■ Requirement: Reproduce word for word the records from the first line through the line containing "element-marker-label: C bbox=[51, 398, 60, 413]", including both of those lines.

============

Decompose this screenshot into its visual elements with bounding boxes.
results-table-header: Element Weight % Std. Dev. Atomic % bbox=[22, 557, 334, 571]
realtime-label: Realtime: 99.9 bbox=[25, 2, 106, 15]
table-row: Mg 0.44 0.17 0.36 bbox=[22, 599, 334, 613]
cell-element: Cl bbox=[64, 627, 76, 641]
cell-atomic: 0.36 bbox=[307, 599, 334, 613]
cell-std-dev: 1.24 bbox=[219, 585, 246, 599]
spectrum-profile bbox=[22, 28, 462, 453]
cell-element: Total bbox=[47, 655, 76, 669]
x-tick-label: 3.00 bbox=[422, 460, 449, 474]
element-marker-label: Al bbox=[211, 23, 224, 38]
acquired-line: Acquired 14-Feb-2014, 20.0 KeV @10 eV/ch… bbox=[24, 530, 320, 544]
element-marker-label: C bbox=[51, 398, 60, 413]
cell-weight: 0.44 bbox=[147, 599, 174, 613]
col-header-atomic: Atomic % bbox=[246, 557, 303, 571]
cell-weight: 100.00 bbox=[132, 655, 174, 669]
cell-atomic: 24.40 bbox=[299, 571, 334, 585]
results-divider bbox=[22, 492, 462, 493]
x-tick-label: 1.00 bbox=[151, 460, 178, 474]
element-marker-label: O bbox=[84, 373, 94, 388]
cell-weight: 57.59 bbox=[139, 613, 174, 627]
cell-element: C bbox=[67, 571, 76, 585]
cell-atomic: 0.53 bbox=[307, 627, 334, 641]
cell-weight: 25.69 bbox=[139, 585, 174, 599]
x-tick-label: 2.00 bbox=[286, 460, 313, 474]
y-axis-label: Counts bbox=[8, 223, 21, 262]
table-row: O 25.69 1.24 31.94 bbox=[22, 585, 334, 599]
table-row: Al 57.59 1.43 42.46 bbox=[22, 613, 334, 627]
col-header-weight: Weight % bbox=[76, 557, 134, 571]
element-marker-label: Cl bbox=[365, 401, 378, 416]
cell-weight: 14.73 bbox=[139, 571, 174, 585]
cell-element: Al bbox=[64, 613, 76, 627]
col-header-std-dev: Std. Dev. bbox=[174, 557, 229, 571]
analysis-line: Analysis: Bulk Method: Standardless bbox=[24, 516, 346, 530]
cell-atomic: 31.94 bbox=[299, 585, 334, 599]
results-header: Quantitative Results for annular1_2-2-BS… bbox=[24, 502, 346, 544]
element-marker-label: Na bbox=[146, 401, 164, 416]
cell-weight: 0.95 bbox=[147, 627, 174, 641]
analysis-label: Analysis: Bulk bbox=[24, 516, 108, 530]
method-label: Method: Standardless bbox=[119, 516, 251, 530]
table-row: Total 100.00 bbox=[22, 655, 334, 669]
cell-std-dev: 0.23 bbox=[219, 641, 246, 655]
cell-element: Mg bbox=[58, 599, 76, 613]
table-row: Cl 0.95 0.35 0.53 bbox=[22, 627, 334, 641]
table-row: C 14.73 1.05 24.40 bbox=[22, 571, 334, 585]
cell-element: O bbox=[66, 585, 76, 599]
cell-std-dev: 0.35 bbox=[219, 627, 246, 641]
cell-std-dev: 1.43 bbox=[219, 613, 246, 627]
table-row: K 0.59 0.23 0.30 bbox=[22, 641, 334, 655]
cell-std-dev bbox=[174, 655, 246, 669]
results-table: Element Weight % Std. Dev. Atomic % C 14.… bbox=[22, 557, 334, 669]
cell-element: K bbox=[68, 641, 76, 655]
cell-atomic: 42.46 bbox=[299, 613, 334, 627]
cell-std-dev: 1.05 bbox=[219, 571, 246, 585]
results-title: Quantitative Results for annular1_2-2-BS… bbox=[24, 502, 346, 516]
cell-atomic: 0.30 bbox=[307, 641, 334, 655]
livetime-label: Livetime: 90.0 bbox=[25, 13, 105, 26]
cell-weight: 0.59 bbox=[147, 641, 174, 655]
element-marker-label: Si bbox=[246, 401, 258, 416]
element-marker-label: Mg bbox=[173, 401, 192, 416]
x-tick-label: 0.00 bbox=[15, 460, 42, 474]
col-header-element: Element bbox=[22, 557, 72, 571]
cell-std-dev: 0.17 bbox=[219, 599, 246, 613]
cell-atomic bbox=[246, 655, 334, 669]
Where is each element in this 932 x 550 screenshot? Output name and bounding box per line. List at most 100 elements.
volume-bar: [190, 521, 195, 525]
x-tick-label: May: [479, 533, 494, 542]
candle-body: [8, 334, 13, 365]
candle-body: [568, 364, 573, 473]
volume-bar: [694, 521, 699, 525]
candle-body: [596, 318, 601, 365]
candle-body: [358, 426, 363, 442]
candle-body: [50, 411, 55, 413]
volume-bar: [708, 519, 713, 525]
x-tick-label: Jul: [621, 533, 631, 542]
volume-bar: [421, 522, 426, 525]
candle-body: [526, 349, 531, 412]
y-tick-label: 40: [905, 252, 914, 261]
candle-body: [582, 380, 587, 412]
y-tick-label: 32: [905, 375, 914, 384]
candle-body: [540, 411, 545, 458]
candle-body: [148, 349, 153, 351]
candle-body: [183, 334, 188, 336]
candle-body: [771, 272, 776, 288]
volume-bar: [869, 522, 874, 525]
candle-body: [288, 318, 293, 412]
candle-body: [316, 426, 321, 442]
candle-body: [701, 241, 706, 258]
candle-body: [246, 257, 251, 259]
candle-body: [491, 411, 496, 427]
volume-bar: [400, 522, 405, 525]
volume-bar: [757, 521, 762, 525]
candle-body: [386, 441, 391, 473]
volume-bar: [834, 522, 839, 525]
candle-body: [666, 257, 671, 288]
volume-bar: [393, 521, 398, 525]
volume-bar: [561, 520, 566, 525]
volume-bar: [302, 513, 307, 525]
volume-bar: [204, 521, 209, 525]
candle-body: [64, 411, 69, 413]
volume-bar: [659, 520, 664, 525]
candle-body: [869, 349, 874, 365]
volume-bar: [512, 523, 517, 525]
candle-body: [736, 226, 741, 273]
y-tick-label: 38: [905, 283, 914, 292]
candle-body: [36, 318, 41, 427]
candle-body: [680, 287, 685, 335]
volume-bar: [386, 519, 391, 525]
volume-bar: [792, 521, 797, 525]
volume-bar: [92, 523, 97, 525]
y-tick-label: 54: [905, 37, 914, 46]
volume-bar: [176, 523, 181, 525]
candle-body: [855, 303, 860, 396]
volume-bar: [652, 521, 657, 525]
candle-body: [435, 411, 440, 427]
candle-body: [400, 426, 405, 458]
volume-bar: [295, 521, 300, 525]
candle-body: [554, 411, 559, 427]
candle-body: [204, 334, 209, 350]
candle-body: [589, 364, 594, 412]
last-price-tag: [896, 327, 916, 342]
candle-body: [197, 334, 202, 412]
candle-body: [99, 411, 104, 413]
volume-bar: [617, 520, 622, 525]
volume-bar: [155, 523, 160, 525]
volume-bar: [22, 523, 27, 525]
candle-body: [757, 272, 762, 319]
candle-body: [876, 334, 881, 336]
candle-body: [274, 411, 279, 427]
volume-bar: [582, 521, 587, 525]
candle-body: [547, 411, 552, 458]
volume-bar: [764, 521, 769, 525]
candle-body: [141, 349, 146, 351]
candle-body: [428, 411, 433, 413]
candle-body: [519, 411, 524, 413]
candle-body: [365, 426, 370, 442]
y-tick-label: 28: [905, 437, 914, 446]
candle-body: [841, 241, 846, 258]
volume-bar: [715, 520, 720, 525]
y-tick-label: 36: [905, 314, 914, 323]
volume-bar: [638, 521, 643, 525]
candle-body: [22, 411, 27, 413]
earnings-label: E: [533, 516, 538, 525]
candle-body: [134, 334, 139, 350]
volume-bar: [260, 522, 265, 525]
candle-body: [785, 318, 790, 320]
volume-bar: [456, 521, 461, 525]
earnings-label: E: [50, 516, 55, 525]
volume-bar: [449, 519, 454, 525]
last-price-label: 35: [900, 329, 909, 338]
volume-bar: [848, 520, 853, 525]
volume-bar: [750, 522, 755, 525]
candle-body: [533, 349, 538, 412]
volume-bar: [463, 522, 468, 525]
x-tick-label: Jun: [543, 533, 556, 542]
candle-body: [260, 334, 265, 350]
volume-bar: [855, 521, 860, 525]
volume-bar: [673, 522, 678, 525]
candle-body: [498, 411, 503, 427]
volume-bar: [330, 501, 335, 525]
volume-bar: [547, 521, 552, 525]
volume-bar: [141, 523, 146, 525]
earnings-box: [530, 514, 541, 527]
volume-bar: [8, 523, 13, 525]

============

■ Exercise result:
Decompose this screenshot into its visual elements with bounding boxes.
results-table-header: Element Weight % Std. Dev. Atomic % bbox=[22, 557, 334, 571]
realtime-label: Realtime: 99.9 bbox=[25, 2, 106, 15]
table-row: Mg 0.44 0.17 0.36 bbox=[22, 599, 334, 613]
cell-element: Cl bbox=[64, 627, 76, 641]
cell-atomic: 0.36 bbox=[307, 599, 334, 613]
cell-std-dev: 1.24 bbox=[219, 585, 246, 599]
spectrum-profile bbox=[22, 28, 462, 453]
cell-element: Total bbox=[47, 655, 76, 669]
x-tick-label: 3.00 bbox=[422, 460, 449, 474]
element-marker-label: Al bbox=[211, 23, 224, 38]
acquired-line: Acquired 14-Feb-2014, 20.0 KeV @10 eV/ch… bbox=[24, 530, 320, 544]
element-marker-label: C bbox=[51, 398, 60, 413]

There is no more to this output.